→ **Given instruction**
Every record must be transcribed in its entirety, apart from the images, which are to be omitted.

→ **Material for the task**
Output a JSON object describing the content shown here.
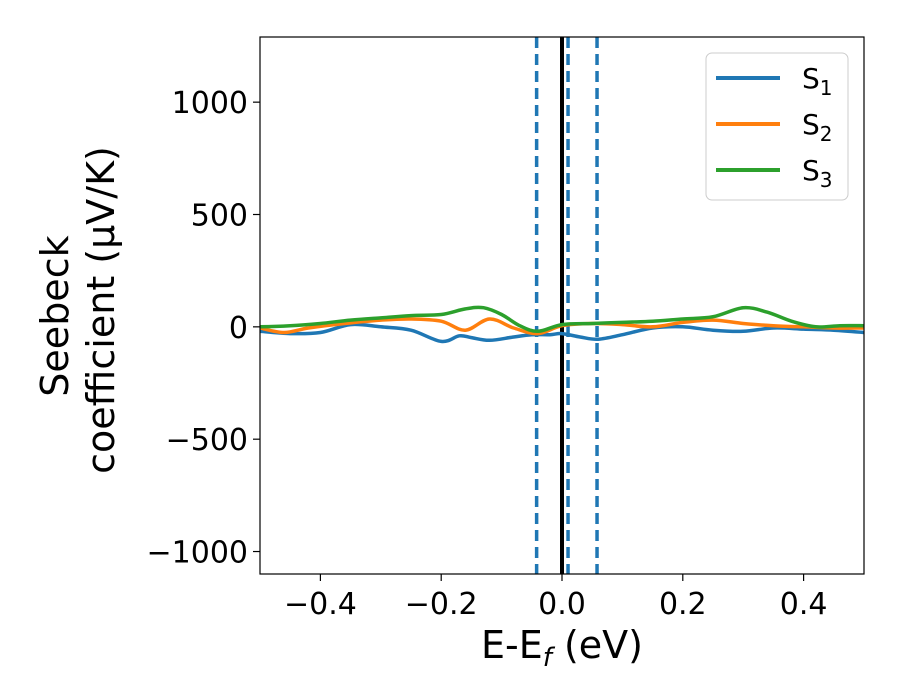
{
  "chart_data": {
    "type": "line",
    "xlabel": "E-E",
    "xlabel_sub": "f",
    "xlabel_unit": " (eV)",
    "ylabel_line1": "Seebeck",
    "ylabel_line2": "coefficient  (μV/K)",
    "xlim": [
      -0.5,
      0.5
    ],
    "ylim": [
      -1100,
      1290
    ],
    "xticks": [
      -0.4,
      -0.2,
      0.0,
      0.2,
      0.4
    ],
    "xtick_labels": [
      "−0.4",
      "−0.2",
      "0.0",
      "0.2",
      "0.4"
    ],
    "yticks": [
      -1000,
      -500,
      0,
      500,
      1000
    ],
    "ytick_labels": [
      "−1000",
      "−500",
      "0",
      "500",
      "1000"
    ],
    "grid": false,
    "legend_position": "top-right",
    "vlines": [
      {
        "x": 0.0,
        "style": "solid",
        "color": "#000000"
      },
      {
        "x": -0.042,
        "style": "dashed",
        "color": "#1f77b4"
      },
      {
        "x": 0.01,
        "style": "dashed",
        "color": "#1f77b4"
      },
      {
        "x": 0.058,
        "style": "dashed",
        "color": "#1f77b4"
      }
    ],
    "series": [
      {
        "name": "S",
        "sub": "1",
        "color": "#1f77b4",
        "x": [
          -0.5,
          -0.45,
          -0.4,
          -0.35,
          -0.3,
          -0.25,
          -0.2,
          -0.17,
          -0.15,
          -0.12,
          -0.08,
          -0.05,
          -0.02,
          0.0,
          0.03,
          0.06,
          0.1,
          0.15,
          0.2,
          0.25,
          0.3,
          0.35,
          0.4,
          0.45,
          0.5
        ],
        "y": [
          -20,
          -30,
          -25,
          10,
          0,
          -15,
          -65,
          -40,
          -48,
          -60,
          -45,
          -35,
          -35,
          -30,
          -45,
          -55,
          -35,
          -5,
          0,
          -15,
          -20,
          -5,
          -10,
          -15,
          -25
        ]
      },
      {
        "name": "S",
        "sub": "2",
        "color": "#ff7f0e",
        "x": [
          -0.5,
          -0.46,
          -0.42,
          -0.36,
          -0.3,
          -0.25,
          -0.2,
          -0.16,
          -0.12,
          -0.08,
          -0.04,
          0.0,
          0.05,
          0.1,
          0.15,
          0.2,
          0.25,
          0.3,
          0.35,
          0.4,
          0.45,
          0.5
        ],
        "y": [
          -5,
          -25,
          -5,
          15,
          30,
          35,
          25,
          -15,
          35,
          -5,
          -30,
          5,
          15,
          10,
          0,
          20,
          30,
          15,
          5,
          0,
          -5,
          -5
        ]
      },
      {
        "name": "S",
        "sub": "3",
        "color": "#2ca02c",
        "x": [
          -0.5,
          -0.45,
          -0.4,
          -0.35,
          -0.3,
          -0.25,
          -0.2,
          -0.16,
          -0.13,
          -0.1,
          -0.07,
          -0.04,
          0.0,
          0.05,
          0.1,
          0.15,
          0.2,
          0.25,
          0.3,
          0.34,
          0.38,
          0.42,
          0.46,
          0.5
        ],
        "y": [
          0,
          5,
          15,
          30,
          40,
          50,
          55,
          80,
          85,
          55,
          5,
          -20,
          10,
          15,
          20,
          25,
          35,
          45,
          85,
          65,
          25,
          0,
          5,
          5
        ]
      }
    ]
  }
}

→ **Answer to this problem**
Output a JSON object describing the content shown here.
{
  "chart_data": {
    "type": "line",
    "xlabel": "E-E",
    "xlabel_sub": "f",
    "xlabel_unit": " (eV)",
    "ylabel_line1": "Seebeck",
    "ylabel_line2": "coefficient  (μV/K)",
    "xlim": [
      -0.5,
      0.5
    ],
    "ylim": [
      -1100,
      1290
    ],
    "xticks": [
      -0.4,
      -0.2,
      0.0,
      0.2,
      0.4
    ],
    "xtick_labels": [
      "−0.4",
      "−0.2",
      "0.0",
      "0.2",
      "0.4"
    ],
    "yticks": [
      -1000,
      -500,
      0,
      500,
      1000
    ],
    "ytick_labels": [
      "−1000",
      "−500",
      "0",
      "500",
      "1000"
    ],
    "grid": false,
    "legend_position": "top-right",
    "vlines": [
      {
        "x": 0.0,
        "style": "solid",
        "color": "#000000"
      },
      {
        "x": -0.042,
        "style": "dashed",
        "color": "#1f77b4"
      },
      {
        "x": 0.01,
        "style": "dashed",
        "color": "#1f77b4"
      },
      {
        "x": 0.058,
        "style": "dashed",
        "color": "#1f77b4"
      }
    ],
    "series": [
      {
        "name": "S",
        "sub": "1",
        "color": "#1f77b4",
        "x": [
          -0.5,
          -0.45,
          -0.4,
          -0.35,
          -0.3,
          -0.25,
          -0.2,
          -0.17,
          -0.15,
          -0.12,
          -0.08,
          -0.05,
          -0.02,
          0.0,
          0.03,
          0.06,
          0.1,
          0.15,
          0.2,
          0.25,
          0.3,
          0.35,
          0.4,
          0.45,
          0.5
        ],
        "y": [
          -20,
          -30,
          -25,
          10,
          0,
          -15,
          -65,
          -40,
          -48,
          -60,
          -45,
          -35,
          -35,
          -30,
          -45,
          -55,
          -35,
          -5,
          0,
          -15,
          -20,
          -5,
          -10,
          -15,
          -25
        ]
      },
      {
        "name": "S",
        "sub": "2",
        "color": "#ff7f0e",
        "x": [
          -0.5,
          -0.46,
          -0.42,
          -0.36,
          -0.3,
          -0.25,
          -0.2,
          -0.16,
          -0.12,
          -0.08,
          -0.04,
          0.0,
          0.05,
          0.1,
          0.15,
          0.2,
          0.25,
          0.3,
          0.35,
          0.4,
          0.45,
          0.5
        ],
        "y": [
          -5,
          -25,
          -5,
          15,
          30,
          35,
          25,
          -15,
          35,
          -5,
          -30,
          5,
          15,
          10,
          0,
          20,
          30,
          15,
          5,
          0,
          -5,
          -5
        ]
      },
      {
        "name": "S",
        "sub": "3",
        "color": "#2ca02c",
        "x": [
          -0.5,
          -0.45,
          -0.4,
          -0.35,
          -0.3,
          -0.25,
          -0.2,
          -0.16,
          -0.13,
          -0.1,
          -0.07,
          -0.04,
          0.0,
          0.05,
          0.1,
          0.15,
          0.2,
          0.25,
          0.3,
          0.34,
          0.38,
          0.42,
          0.46,
          0.5
        ],
        "y": [
          0,
          5,
          15,
          30,
          40,
          50,
          55,
          80,
          85,
          55,
          5,
          -20,
          10,
          15,
          20,
          25,
          35,
          45,
          85,
          65,
          25,
          0,
          5,
          5
        ]
      }
    ]
  }
}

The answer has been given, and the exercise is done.